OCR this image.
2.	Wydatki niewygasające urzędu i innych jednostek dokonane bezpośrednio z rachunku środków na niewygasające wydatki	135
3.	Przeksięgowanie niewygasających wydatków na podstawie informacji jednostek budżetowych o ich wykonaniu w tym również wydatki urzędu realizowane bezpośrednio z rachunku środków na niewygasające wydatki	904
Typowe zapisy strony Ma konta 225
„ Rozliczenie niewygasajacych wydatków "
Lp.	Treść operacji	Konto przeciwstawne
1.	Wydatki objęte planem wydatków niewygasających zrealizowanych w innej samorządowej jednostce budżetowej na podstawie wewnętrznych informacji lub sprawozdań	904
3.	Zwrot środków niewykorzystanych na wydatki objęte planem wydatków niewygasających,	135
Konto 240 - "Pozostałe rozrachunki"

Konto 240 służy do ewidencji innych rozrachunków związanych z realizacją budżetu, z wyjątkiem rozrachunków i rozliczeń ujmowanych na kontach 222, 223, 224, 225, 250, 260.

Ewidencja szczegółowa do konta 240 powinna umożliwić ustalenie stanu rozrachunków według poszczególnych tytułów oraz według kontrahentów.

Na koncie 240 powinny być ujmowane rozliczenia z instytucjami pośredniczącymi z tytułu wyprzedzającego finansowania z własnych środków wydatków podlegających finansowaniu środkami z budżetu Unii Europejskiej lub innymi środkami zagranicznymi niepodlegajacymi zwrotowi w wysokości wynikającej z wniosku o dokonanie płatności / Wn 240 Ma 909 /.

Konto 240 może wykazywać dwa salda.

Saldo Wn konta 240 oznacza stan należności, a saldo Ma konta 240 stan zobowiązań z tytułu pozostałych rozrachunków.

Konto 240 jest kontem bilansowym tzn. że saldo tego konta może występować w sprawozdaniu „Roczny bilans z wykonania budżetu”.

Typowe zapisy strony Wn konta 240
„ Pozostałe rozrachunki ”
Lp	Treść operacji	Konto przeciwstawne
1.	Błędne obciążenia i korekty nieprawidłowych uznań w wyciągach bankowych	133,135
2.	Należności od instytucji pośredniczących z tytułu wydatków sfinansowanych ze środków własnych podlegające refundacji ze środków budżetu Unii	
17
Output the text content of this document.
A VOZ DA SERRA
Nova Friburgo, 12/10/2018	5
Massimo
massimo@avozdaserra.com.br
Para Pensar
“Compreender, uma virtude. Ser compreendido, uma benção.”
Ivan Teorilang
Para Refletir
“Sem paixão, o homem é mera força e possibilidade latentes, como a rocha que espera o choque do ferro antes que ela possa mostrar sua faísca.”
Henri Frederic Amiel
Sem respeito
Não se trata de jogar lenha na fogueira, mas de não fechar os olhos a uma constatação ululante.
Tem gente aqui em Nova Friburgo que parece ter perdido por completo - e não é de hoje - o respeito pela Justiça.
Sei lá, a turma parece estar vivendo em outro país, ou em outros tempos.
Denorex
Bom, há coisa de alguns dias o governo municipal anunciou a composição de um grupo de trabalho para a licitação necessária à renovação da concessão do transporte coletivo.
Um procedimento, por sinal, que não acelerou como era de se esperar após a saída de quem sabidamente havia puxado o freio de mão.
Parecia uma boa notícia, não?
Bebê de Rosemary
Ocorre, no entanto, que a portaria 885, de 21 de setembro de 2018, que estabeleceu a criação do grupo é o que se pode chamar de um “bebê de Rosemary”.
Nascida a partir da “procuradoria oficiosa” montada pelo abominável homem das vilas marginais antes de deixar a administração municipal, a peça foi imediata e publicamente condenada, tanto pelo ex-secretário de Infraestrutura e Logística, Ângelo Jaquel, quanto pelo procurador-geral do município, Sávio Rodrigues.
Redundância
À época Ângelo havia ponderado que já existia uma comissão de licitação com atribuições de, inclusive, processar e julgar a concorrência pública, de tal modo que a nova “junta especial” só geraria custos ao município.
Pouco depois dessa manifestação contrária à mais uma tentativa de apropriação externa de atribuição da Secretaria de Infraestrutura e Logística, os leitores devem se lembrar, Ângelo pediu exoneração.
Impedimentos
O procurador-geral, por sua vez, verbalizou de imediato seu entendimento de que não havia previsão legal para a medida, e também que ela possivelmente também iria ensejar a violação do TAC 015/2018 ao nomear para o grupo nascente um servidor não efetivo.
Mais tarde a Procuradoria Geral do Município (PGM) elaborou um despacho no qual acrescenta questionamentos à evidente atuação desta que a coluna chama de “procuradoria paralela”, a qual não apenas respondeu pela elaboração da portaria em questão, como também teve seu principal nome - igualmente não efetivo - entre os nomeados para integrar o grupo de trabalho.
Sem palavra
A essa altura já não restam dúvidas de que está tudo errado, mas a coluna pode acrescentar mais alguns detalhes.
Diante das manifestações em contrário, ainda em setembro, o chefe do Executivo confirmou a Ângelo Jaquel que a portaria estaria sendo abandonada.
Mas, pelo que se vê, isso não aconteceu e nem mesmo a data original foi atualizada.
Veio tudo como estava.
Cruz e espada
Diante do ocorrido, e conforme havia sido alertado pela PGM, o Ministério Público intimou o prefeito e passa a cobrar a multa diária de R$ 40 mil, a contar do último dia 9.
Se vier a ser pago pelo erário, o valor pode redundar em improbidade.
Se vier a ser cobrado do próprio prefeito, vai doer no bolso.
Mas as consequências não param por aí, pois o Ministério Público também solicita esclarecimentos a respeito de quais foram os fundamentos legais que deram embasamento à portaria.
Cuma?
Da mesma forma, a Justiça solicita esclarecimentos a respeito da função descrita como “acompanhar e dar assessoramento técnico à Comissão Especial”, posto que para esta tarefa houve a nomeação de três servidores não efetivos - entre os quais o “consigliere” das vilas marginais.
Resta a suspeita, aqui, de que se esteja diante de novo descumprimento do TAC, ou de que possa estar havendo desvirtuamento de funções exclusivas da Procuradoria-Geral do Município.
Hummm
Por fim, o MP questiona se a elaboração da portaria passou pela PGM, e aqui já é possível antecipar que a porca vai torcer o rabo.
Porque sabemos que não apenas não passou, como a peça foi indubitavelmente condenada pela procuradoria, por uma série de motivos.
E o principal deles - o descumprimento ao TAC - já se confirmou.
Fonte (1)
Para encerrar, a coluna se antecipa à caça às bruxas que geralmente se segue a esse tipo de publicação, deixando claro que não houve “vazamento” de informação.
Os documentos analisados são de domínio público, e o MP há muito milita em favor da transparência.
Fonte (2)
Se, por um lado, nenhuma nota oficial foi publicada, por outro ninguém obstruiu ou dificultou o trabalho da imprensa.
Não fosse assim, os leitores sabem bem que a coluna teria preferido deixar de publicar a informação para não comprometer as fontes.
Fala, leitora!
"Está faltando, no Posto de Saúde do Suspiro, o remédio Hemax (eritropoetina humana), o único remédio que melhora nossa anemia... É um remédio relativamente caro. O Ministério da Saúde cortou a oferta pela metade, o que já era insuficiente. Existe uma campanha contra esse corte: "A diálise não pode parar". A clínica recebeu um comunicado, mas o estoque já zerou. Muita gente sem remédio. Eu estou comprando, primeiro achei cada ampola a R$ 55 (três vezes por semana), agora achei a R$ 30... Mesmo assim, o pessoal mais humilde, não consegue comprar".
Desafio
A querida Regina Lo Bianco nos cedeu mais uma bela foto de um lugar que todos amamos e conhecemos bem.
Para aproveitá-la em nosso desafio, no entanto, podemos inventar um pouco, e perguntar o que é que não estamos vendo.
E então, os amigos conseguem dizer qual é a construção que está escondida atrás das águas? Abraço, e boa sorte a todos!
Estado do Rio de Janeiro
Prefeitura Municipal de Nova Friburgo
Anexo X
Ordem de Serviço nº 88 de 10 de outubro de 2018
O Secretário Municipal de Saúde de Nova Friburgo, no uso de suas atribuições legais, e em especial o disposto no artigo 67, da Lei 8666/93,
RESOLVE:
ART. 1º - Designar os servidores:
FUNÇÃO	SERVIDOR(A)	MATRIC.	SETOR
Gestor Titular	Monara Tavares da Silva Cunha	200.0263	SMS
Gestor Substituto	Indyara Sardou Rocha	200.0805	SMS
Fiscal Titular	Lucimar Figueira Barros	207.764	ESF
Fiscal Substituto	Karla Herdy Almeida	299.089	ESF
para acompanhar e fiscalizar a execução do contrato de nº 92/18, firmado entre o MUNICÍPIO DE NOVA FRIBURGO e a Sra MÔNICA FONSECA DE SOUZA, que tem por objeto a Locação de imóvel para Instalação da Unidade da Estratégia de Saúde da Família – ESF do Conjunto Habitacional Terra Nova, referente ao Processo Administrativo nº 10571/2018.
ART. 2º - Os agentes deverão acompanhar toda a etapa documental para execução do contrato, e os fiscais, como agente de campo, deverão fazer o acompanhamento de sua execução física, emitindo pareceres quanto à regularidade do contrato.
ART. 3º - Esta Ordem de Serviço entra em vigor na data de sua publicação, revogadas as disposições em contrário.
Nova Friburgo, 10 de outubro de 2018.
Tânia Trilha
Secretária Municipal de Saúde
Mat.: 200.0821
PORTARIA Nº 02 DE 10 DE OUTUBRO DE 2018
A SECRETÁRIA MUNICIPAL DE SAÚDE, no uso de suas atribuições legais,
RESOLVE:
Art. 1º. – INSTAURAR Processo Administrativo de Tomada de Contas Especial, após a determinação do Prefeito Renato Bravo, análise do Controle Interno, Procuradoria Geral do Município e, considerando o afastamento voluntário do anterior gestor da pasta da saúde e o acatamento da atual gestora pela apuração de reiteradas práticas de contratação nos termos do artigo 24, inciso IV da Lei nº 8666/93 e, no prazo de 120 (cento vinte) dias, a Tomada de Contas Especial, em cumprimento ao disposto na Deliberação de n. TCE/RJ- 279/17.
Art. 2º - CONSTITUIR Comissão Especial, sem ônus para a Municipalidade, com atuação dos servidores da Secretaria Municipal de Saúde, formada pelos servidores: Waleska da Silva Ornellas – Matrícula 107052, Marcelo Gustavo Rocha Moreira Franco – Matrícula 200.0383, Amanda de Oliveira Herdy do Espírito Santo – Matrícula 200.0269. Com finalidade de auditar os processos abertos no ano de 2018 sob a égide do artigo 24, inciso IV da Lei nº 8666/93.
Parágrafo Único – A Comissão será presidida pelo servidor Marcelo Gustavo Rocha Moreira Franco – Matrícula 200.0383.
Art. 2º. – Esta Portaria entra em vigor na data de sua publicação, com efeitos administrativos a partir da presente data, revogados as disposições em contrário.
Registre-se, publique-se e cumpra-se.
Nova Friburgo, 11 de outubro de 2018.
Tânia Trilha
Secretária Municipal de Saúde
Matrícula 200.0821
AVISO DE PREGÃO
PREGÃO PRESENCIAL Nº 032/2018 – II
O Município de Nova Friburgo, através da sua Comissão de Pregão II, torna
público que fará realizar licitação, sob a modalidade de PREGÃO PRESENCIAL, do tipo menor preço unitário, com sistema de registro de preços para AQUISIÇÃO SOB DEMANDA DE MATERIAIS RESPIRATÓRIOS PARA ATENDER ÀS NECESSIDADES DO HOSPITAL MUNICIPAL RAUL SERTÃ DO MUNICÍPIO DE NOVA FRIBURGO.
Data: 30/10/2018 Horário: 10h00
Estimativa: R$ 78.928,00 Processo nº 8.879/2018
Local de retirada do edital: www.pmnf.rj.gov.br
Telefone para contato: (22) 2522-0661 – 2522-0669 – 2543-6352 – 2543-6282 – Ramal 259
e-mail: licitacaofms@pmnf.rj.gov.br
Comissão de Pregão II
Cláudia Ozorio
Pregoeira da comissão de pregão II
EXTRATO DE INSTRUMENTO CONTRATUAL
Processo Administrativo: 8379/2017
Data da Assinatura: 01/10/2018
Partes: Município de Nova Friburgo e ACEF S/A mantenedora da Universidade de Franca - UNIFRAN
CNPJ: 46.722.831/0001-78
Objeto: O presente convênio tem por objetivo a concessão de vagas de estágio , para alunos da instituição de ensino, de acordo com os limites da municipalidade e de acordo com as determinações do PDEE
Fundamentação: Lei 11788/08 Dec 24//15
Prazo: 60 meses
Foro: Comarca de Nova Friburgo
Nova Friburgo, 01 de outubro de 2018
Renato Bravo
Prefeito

######

Directive
Using the records above, find and show each line with the string "vier".

Task output
Se vier a ser pago pelo erário, o valor pode redundar em improbidade.
Se vier a ser cobrado do próprio prefeito, vai doer no bolso.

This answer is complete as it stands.